In [None]:
# default_exp core

# 01 Prodb Benchmarks

> Which database is faster? The highly optimised SQLAlchemy library, or the library that literally saves and loads the entire csv every time you modify it?

In [None]:
#hide
from nbdev.showdoc import *

In [None]:
#hide
import pandas as pd
import arrow
import os
from time import gmtime, strftime
import sys; sys.path.append('../')
from prodb.core import generate_db, insert_row, insert_rows, utc_now, readable_df

# 1. Prodb API Benchmarks

In [None]:
# ================================================================ #
data = {'name': ['Sam', 'Grant'],
        'mood': ['😊', '😵'],
        'message': ['hello from London, UK', 'hello from Christchurch, NZ'],
        'time_utc' : [utc_now(), utc_now()]}
# ================================================================ #

Duration to insert, append, save, and reload the dataframe 100 times.

In [None]:
%%time

def test_prodb(n=100):
    dbpath='benchmarks/prodb.csv'
    df = generate_db(dbpath=dbpath, cols='name mood message'.split())
    for i in range(n):
        df = insert_rows(df, data, dbpath=dbpath)   # save to disk
        df = pd.read_csv(dbpath)                    # load from disk
    return df

df = test_prodb()
print(df.shape)
display(df.tail())

✓💾 benchmarks/prodb.csv (19 kb)
(200, 4)


Unnamed: 0,name,mood,message,time_utc
195,Grant,😵,"hello from Christchurch, NZ",2021-11-06 22:12:35
196,Sam,😊,"hello from London, UK",2021-11-06 22:12:35
197,Grant,😵,"hello from Christchurch, NZ",2021-11-06 22:12:35
198,Sam,😊,"hello from London, UK",2021-11-06 22:12:35
199,Grant,😵,"hello from Christchurch, NZ",2021-11-06 22:12:35


Wall time: 456 ms


#### Reading and writing time of small `csv`

In [None]:
df.shape

(200, 4)

# # # #

[WHAT THIS EXERCISE ASKS]
(A) Answer these questions from the prodb benchmark page:
(i) How many times does the test_prodb function repeat its loop by default?
(ii) To which file path does the benchmark save the database?
(iii) What wall time does the page report for the run?
(B) Duplicate the stretch of the prodb benchmark page from "Duration to insert, append, save, and" through "df = test_prodb()", character for character.

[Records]
# # # #

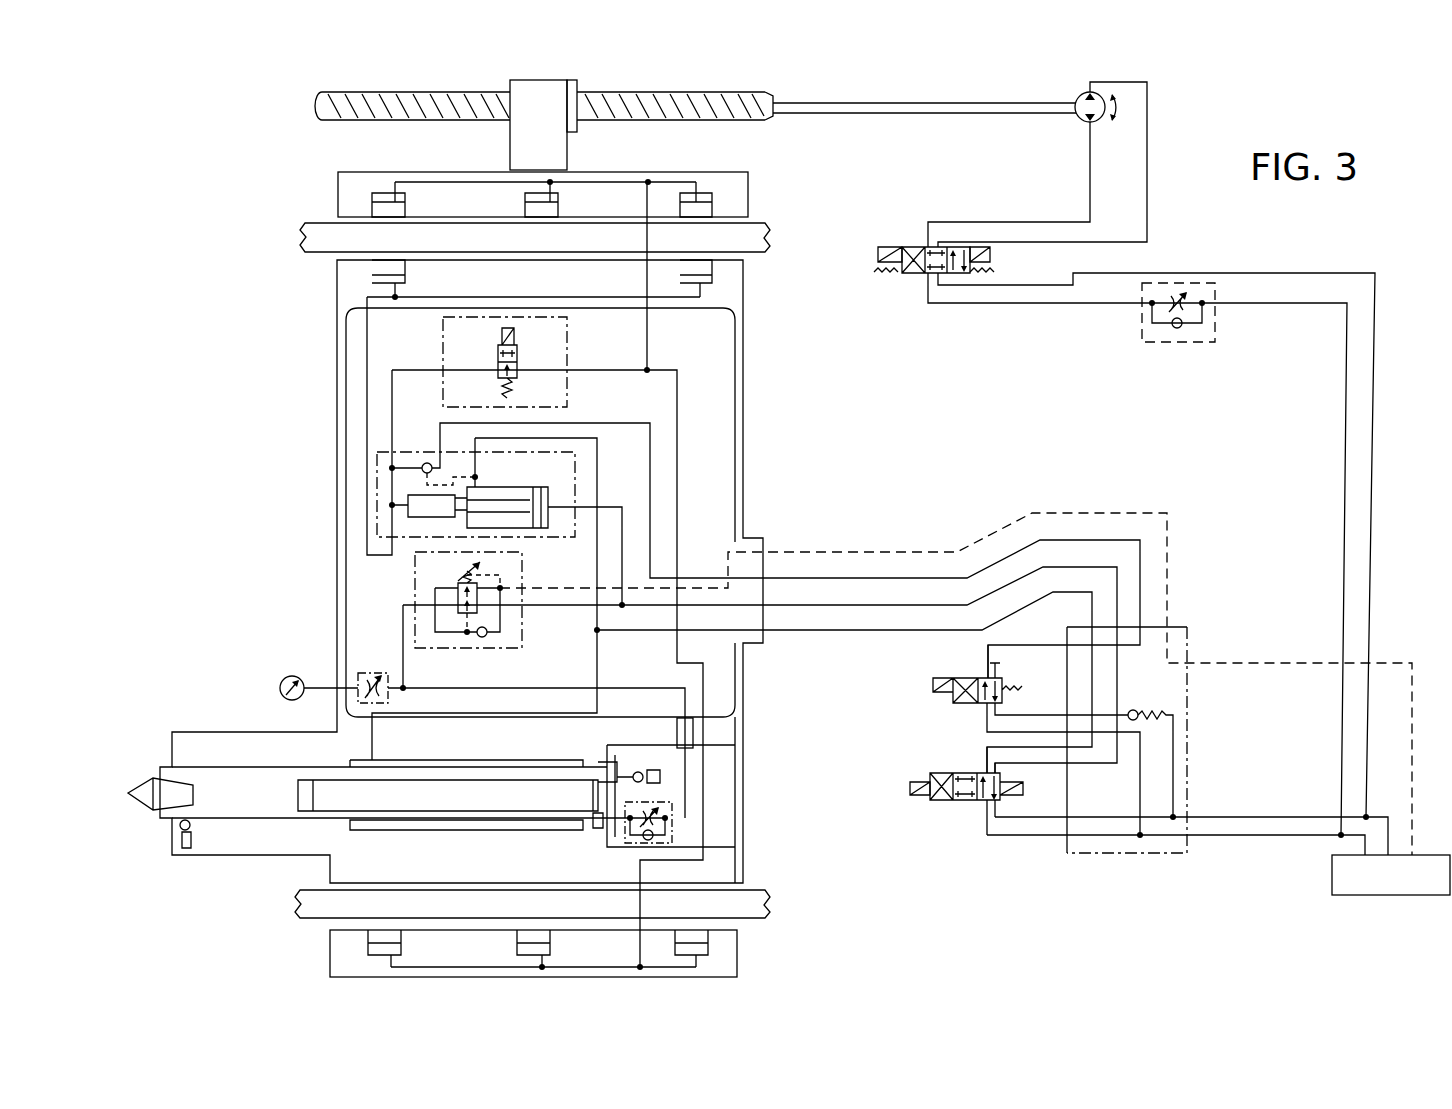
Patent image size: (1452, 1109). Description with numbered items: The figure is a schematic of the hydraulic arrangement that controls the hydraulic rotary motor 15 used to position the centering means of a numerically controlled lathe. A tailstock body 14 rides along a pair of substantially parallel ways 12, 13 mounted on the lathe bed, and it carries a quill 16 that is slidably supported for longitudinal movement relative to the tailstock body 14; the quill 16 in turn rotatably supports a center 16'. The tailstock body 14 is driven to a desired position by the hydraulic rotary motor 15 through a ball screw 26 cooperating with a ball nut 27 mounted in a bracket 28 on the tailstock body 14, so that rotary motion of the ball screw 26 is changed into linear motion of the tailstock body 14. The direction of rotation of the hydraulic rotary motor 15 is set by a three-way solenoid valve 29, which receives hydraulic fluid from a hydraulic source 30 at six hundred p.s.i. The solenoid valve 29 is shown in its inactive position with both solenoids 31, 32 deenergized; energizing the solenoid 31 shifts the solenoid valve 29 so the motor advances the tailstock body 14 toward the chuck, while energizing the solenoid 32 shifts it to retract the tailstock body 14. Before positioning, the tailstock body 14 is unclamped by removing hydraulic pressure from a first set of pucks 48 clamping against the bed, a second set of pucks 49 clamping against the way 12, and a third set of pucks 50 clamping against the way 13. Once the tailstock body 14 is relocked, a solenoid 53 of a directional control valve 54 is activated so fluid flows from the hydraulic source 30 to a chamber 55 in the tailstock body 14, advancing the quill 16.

The way 12 is at (322, 222).
The way 13 is at (748, 920).
The tailstock body 14 is at (337, 290).
The hydraulic rotary motor 15 is at (1077, 118).
The quill 16 is at (416, 764).
The center 16' is at (148, 815).
The ball screw 26 is at (720, 119).
The ball nut 27 is at (577, 133).
The bracket 28 is at (508, 141).
The three-way solenoid valve 29 is at (912, 277).
The hydraulic source 30 is at (1379, 895).
The solenoid 31 is at (893, 245).
The solenoid 32 is at (985, 246).
The first set of pucks 48 is at (405, 276).
The second set of pucks 49 is at (405, 212).
The third set of pucks 50 is at (400, 946).
The solenoid 53 is at (915, 798).
The directional control valve 54 is at (955, 802).
The chamber 55 is at (584, 824).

# # # #

[SOLUTIONS PER TASK]
(A)
(i) 100 times
(ii) benchmarks/prodb.csv
(iii) 456 ms

(B)
Duration to insert, append, save, and reload the dataframe 100 times.

In [None]:
%%time

def test_prodb(n=100):
    dbpath='benchmarks/prodb.csv'
    df = generate_db(dbpath=dbpath, cols='name mood message'.split())
    for i in range(n):
        df = insert_rows(df, data, dbpath=dbpath)   # save to disk
        df = pd.read_csv(dbpath)                    # load from disk
    return df

df = test_prodb()